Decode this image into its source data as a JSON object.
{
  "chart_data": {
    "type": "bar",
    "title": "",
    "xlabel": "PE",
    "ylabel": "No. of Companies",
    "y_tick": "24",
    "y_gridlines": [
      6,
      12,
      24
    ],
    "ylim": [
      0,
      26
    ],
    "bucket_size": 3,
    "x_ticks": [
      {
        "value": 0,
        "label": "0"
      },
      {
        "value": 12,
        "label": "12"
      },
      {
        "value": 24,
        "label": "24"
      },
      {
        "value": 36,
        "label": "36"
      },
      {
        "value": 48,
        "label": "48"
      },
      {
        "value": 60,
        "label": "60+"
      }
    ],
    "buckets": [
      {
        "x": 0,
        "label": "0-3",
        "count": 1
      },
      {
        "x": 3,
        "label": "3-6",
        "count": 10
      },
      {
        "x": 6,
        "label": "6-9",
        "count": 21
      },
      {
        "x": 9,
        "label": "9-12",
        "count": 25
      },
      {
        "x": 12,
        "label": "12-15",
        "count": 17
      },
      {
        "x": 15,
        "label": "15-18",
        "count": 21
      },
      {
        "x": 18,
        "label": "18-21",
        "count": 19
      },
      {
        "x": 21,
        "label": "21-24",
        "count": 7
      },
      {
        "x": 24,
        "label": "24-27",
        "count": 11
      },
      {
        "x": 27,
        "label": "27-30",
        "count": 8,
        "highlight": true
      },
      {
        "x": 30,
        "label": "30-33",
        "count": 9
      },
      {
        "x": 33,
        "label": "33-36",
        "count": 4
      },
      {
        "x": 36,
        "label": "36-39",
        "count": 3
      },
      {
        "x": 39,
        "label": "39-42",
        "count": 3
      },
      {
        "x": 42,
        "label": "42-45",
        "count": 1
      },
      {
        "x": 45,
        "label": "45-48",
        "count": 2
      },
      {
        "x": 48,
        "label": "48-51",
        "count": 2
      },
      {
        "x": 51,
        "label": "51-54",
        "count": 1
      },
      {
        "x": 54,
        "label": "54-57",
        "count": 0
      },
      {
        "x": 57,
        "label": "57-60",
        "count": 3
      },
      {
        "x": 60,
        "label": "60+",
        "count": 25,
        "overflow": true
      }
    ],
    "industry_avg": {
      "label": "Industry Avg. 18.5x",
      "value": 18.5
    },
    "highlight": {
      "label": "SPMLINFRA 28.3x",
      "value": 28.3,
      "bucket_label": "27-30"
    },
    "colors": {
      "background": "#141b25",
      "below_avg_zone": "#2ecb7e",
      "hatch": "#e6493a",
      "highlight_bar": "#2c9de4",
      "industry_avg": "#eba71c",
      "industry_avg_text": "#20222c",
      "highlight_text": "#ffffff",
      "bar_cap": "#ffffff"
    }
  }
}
──────────────────────────────
▶ [WRITTEN EXERCISE]:
Answer with one number: how many lines of the entries above include the word "ffffff".

▶ [EXERCISE ANSWER]:
2